Each line that includes "Inviato" counts once; give the total and nothing besides.

------ EXTRACTED INFORMATION ------

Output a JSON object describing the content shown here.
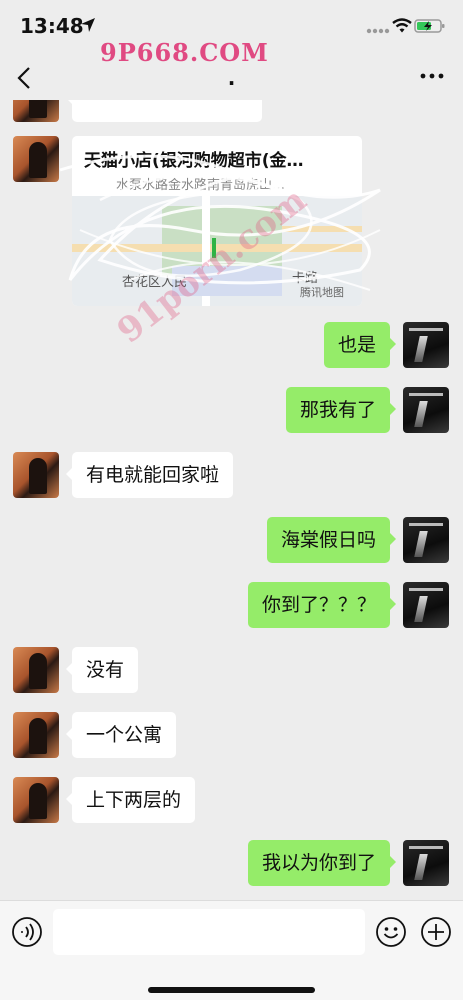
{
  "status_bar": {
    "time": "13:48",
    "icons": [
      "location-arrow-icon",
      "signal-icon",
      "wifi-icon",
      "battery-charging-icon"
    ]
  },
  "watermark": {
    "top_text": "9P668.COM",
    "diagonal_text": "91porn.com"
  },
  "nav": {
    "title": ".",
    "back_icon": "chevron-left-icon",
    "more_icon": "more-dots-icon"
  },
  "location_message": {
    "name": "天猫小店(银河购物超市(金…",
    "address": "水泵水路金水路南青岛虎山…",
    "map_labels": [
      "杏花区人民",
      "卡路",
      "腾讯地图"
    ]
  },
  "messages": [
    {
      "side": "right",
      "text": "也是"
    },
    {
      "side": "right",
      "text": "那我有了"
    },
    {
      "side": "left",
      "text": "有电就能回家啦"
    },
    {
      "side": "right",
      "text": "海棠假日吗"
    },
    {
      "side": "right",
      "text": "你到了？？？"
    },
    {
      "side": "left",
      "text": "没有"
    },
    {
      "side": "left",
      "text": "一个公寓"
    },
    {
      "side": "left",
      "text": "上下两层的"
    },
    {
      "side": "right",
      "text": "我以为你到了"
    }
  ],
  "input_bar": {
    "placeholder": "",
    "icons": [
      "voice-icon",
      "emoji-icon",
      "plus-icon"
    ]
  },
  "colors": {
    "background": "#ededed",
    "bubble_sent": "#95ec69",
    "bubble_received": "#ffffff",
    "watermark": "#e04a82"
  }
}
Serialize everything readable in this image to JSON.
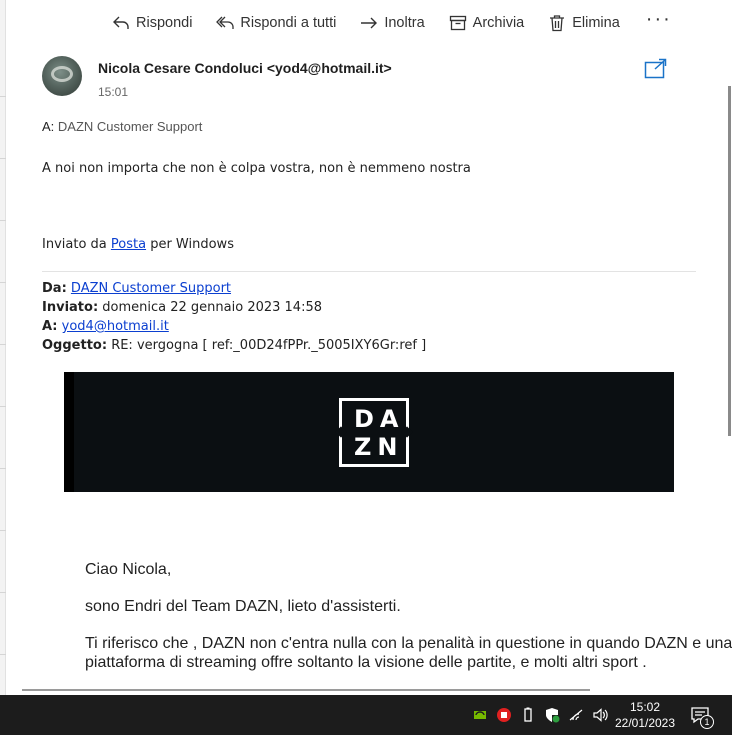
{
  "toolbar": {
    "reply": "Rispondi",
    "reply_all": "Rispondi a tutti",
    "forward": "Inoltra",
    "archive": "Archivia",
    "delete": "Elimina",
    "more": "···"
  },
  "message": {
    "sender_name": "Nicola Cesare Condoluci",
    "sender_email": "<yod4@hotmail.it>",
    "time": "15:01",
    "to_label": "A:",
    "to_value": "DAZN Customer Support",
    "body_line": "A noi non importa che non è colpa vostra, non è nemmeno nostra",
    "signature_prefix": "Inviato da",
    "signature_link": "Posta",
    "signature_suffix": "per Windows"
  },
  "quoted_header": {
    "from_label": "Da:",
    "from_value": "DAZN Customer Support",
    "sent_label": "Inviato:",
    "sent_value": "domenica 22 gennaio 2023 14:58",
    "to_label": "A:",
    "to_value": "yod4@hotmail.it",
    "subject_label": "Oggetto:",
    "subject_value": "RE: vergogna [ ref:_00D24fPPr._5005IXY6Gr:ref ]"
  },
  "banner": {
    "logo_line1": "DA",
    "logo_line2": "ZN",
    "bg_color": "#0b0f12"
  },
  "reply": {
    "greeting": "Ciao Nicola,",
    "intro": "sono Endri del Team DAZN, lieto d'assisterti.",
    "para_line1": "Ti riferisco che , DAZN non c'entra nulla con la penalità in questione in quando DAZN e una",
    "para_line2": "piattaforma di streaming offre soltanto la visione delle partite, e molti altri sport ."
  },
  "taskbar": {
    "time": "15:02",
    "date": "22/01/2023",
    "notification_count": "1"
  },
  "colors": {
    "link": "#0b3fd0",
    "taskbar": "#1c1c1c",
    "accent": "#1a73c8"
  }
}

------

» **SOLUTION FOR THIS EXERCISE**: 2